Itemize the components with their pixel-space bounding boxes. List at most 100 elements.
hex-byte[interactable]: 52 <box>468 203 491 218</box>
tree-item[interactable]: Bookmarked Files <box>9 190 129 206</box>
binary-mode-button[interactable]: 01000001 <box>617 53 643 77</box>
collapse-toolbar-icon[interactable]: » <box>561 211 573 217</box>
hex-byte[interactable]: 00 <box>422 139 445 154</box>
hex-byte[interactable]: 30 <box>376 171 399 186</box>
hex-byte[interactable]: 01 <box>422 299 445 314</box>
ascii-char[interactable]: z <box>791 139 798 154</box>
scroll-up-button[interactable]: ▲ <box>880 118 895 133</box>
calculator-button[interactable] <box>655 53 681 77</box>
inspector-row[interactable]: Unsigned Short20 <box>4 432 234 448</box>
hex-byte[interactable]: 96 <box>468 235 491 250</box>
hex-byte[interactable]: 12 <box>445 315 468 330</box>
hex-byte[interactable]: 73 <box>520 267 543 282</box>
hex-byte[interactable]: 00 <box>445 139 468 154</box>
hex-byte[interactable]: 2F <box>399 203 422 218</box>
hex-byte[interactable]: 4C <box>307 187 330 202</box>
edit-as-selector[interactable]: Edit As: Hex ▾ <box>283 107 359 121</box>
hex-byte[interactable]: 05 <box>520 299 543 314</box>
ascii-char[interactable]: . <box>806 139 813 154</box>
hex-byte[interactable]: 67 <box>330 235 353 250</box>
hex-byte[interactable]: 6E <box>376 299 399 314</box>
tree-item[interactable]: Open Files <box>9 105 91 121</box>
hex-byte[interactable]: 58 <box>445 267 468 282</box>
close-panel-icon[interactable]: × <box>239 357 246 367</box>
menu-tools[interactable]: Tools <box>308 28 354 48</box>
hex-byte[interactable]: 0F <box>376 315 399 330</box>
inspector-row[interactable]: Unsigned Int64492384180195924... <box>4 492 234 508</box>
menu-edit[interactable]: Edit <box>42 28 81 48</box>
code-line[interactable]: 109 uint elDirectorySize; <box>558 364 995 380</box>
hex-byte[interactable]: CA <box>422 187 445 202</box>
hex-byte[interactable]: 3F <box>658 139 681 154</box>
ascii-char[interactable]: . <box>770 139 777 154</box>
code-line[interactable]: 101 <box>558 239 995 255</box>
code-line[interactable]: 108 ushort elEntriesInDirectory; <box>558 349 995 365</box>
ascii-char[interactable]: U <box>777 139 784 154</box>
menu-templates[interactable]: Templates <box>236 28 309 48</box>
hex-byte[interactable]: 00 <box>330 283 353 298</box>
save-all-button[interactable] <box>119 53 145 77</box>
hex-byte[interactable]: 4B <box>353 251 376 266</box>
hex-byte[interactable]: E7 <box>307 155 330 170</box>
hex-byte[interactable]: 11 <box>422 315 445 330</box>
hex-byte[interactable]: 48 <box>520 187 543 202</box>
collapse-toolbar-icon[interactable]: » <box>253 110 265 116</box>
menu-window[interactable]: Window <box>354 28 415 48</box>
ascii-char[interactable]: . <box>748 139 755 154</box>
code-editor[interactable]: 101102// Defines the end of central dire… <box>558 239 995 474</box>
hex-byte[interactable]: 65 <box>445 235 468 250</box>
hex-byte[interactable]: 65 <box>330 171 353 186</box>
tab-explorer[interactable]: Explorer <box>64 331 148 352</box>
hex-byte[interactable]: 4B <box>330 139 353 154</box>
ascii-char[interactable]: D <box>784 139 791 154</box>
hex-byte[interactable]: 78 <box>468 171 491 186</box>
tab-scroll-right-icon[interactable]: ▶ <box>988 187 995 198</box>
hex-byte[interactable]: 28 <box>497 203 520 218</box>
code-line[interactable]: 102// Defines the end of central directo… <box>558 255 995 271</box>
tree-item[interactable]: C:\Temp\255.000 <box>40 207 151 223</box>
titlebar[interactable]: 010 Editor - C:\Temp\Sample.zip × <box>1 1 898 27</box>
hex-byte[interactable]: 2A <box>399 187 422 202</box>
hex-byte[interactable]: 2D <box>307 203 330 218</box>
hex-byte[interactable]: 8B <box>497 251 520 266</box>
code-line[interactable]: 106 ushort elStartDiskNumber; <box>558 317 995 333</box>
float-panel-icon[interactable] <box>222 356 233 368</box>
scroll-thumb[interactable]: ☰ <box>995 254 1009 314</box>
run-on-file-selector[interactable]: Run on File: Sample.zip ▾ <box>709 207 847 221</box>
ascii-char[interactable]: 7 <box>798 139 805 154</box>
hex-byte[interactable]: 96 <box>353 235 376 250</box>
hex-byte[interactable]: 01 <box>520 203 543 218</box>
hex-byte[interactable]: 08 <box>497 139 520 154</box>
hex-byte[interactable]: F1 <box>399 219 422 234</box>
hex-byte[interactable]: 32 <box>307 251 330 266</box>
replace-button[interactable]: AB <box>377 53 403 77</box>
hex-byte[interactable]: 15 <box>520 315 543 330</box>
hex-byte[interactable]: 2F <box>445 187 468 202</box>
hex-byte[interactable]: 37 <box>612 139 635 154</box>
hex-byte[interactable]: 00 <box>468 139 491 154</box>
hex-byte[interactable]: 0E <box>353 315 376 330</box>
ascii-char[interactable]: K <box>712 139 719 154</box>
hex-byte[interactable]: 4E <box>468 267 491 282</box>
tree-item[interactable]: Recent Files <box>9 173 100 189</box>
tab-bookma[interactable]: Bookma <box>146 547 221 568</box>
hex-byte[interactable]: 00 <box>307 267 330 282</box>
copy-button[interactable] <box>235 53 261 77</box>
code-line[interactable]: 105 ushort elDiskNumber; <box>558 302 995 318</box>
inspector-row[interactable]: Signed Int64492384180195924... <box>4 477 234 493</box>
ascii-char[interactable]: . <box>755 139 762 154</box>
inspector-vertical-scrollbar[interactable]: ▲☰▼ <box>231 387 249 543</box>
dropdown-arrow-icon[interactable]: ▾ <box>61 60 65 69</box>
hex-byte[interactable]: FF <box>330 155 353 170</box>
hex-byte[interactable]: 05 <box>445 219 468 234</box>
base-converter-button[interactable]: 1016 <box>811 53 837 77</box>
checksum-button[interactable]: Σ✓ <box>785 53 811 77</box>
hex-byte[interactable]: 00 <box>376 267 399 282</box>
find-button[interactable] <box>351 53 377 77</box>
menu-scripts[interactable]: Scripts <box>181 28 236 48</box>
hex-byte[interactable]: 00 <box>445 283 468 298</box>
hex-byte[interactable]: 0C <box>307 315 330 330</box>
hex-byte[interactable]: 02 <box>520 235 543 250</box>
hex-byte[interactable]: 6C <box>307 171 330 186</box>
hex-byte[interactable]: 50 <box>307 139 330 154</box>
• • • •
Task requirements | Copy the material from its first line down to the line containing "hex-byte[interactable]: 67 <box>330", including both of those lines.

Task output |
Itemize the components with their pixel-space bounding boxes. List at most 100 elements.
hex-byte[interactable]: 52 <box>468 203 491 218</box>
tree-item[interactable]: Bookmarked Files <box>9 190 129 206</box>
binary-mode-button[interactable]: 01000001 <box>617 53 643 77</box>
collapse-toolbar-icon[interactable]: » <box>561 211 573 217</box>
hex-byte[interactable]: 00 <box>422 139 445 154</box>
hex-byte[interactable]: 30 <box>376 171 399 186</box>
hex-byte[interactable]: 01 <box>422 299 445 314</box>
ascii-char[interactable]: z <box>791 139 798 154</box>
scroll-up-button[interactable]: ▲ <box>880 118 895 133</box>
calculator-button[interactable] <box>655 53 681 77</box>
inspector-row[interactable]: Unsigned Short20 <box>4 432 234 448</box>
hex-byte[interactable]: 96 <box>468 235 491 250</box>
hex-byte[interactable]: 12 <box>445 315 468 330</box>
hex-byte[interactable]: 73 <box>520 267 543 282</box>
hex-byte[interactable]: 00 <box>445 139 468 154</box>
hex-byte[interactable]: 2F <box>399 203 422 218</box>
hex-byte[interactable]: 4C <box>307 187 330 202</box>
edit-as-selector[interactable]: Edit As: Hex ▾ <box>283 107 359 121</box>
hex-byte[interactable]: 05 <box>520 299 543 314</box>
ascii-char[interactable]: . <box>806 139 813 154</box>
hex-byte[interactable]: 67 <box>330 235 353 250</box>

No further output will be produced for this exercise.